> **Document section**
GR Metric Meaning: Unpacking Confusion

[Rob Woodside]

I usually just see the decomposition of the Riemann into two parts, the Ricci and the Weyl. I'm not positive what E is here, I assume that G+E = the Ricci and that G is the Einstein, which makes E = R g_ab, IIRC.

Yes and no, The decomposition for the fourth rank curvature takes the decomposition you know:

Curvature = Ricci piece + Weyl

one step further to:

Curvature = Curvature scaler piece + trace free Ricci piece + Weyl

For this post take curvature components as Rabcd. Then Ricci components are Rab = R^sasb and the curvature scaler is R= R^aa = R ^a^bab. The trace free part of Ricci is then Sab = Rab -(1/4) R gab where gab are the metric components. This allows

Eabcd = (1/2)( gac Sbd + gbd Sac -gad Sbc - gbc Sad )

and

Gabcd = (1/12) R (gac gbd - gad gbc )

I've found it easier to calculate with two indices up and two indices down, then one can use antisymmetric kronecker deltas in place of the metric components. For electro vac universes with Fab as the electromagnetic field and *Fab its Hodge dual, E and G become in geometric units

Eabcd = (1/2) ( Fab Fcd + *Fab *Fcd ) , Gabcd = 0

Anyway, if I'm following you correctly, the point you are making is that Riemann tensor (the curvature of space-time), at a distant point away from the sun, is entirely due to the Weyl curvature terms, because R is equal to zero where there is no matter density. And you are calling this the "non-local" component of curvature. This is interesting and useful to know, but it's considerably more advanced then the very simple point I was trying to make about how space-time (and the Earth's surface) can be considered to be locally flat. See my previous post for a fuller explanation.

The R in your last quote is Ricci. Yes, I'm calling the piece of curvature at a point that depends explicitly on the matter at that point "the local curvature" and the remaining piece of curvature at that point which depends on distant matter, "the non local curvature". The curvature outside matter is entirely Weyl. This Weyl depends on distant matter, is divergence free, and so non local. I doubt that this is more advanced than your point about a manifold being nearly flat in the small. Certainly your point is deeper.

 

[pmb_phy]

Sure, Riemann's idea was that in a tiny region around a point would look nearly flat and the smaller the region the better the approximation...so even though things look pretty flat along the geodesic the curvature survives there.

That's quite. Clifford will wrote a paper in which this point is emphasized quite nicely. The calculation he presented showed that a charged particle at rest in a Schwarzschild field, and hence in a curved spacetime, will weigh less than if the spacetime was flat and the gravitational acceleration the same. The electric field couples to the curvature. This illustrates the notion that the electric field of a charged particle is not local and therefore a charged particle cannot serve as a test particle since its pushed off its geodesic.

> **Given data**
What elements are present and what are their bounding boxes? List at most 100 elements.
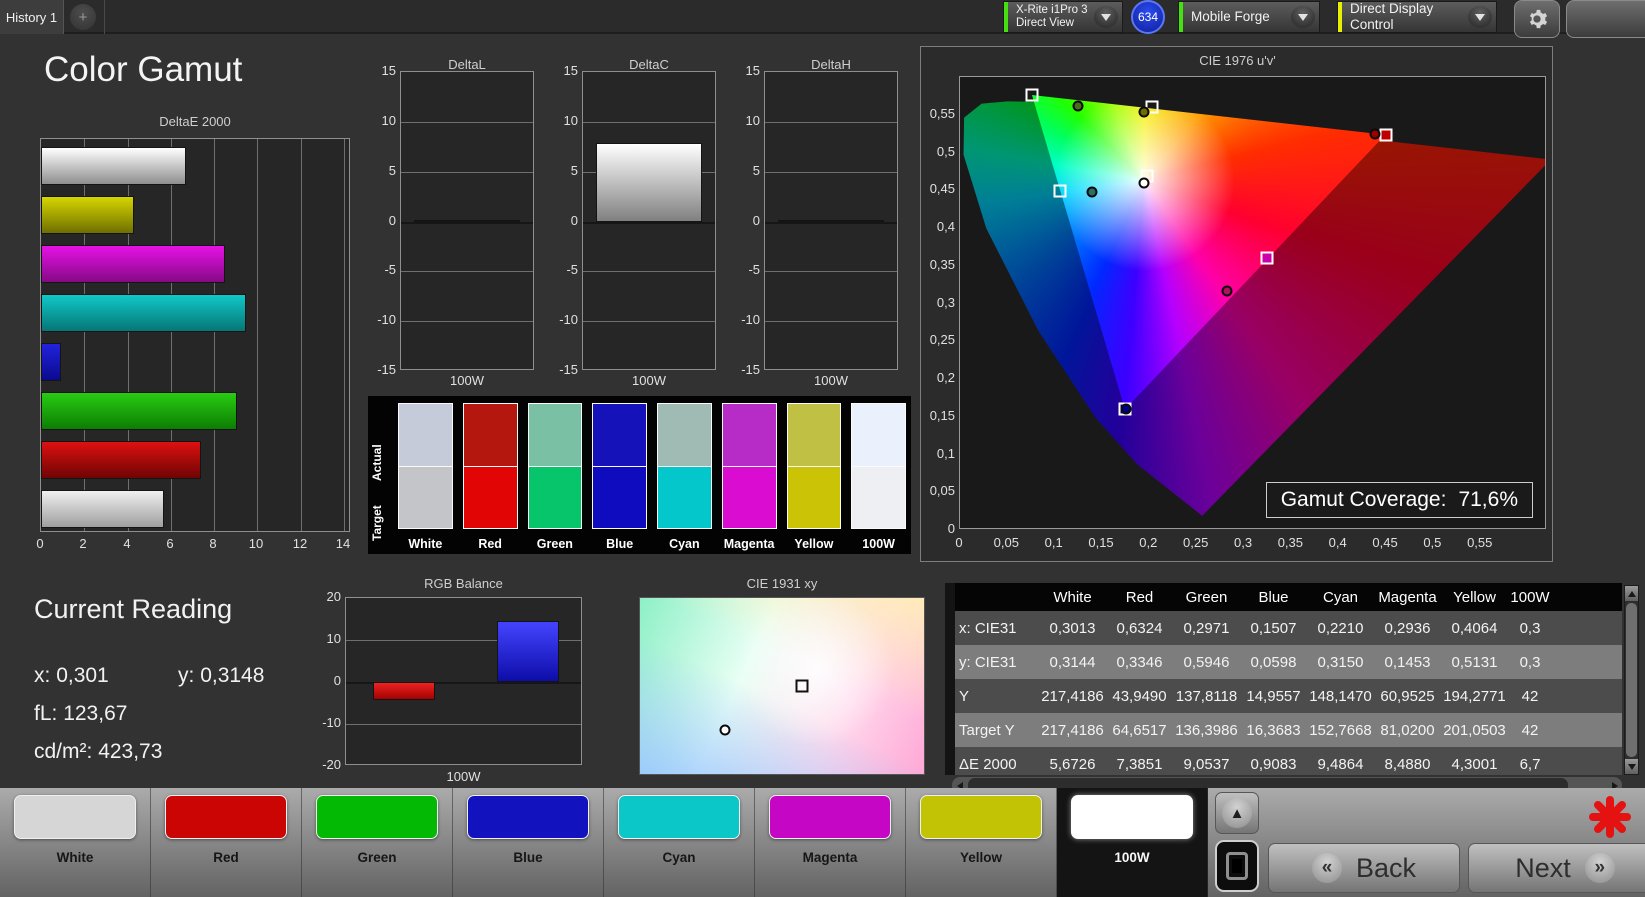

> **Exercise objective**
According to the forum thread on general relativity curvature, what kind of curvature is the curvature outside matter entirely?

> **Exercise response**
It is entirely Weyl curvature.